++++ DATA IN THIS EXERCISE
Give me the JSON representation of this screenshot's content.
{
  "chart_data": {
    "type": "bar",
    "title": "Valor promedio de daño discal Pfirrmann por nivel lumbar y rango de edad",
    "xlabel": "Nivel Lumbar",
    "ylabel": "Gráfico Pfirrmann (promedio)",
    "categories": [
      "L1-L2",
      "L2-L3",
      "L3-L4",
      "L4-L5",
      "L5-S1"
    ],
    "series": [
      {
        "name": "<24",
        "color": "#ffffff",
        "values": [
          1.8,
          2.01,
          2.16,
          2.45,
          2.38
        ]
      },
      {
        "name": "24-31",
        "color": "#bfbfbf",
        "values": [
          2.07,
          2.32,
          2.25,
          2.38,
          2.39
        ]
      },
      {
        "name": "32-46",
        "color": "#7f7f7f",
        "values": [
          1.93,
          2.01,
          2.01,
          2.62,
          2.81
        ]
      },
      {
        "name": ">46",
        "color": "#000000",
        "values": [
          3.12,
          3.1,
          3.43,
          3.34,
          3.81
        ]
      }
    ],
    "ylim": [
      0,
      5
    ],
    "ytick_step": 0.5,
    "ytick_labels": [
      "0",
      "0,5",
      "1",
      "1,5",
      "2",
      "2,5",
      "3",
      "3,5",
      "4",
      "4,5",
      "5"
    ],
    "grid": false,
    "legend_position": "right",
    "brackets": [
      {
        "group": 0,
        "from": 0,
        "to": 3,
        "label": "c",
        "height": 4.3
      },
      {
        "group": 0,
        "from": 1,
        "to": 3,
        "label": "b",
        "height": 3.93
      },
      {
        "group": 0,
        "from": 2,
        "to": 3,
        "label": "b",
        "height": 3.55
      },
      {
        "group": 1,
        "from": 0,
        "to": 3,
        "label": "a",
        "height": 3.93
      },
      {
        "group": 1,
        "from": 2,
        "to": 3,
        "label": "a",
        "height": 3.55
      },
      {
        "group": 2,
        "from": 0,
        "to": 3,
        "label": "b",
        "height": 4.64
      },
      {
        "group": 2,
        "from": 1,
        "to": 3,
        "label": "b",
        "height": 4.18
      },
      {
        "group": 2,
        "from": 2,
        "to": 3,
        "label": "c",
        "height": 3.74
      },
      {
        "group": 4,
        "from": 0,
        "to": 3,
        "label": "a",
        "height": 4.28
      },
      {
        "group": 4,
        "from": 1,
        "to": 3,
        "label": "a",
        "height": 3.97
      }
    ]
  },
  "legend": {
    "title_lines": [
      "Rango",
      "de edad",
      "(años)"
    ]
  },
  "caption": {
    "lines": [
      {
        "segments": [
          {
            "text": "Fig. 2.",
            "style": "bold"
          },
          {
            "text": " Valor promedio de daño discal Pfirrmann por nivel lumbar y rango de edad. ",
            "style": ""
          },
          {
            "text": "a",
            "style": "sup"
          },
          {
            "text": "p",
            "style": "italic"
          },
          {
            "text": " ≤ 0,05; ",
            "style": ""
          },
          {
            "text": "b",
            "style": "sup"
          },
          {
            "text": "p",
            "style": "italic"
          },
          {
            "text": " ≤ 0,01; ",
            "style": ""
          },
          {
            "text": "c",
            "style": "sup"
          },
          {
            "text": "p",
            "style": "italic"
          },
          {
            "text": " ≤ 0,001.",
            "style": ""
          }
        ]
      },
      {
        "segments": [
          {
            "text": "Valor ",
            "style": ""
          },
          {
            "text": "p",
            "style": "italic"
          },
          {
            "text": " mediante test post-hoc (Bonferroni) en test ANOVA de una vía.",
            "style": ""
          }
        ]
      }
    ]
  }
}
++++++++
| EXERCISE DIRECTIONS |
Go through the records and gather the lines that hold "daño".

| SOLUTION TO THIS TASK |
    "title": "Valor promedio de daño discal Pfirrmann por nivel lumbar y rango de edad",
            "text": " Valor promedio de daño discal Pfirrmann por nivel lumbar y rango de edad. ",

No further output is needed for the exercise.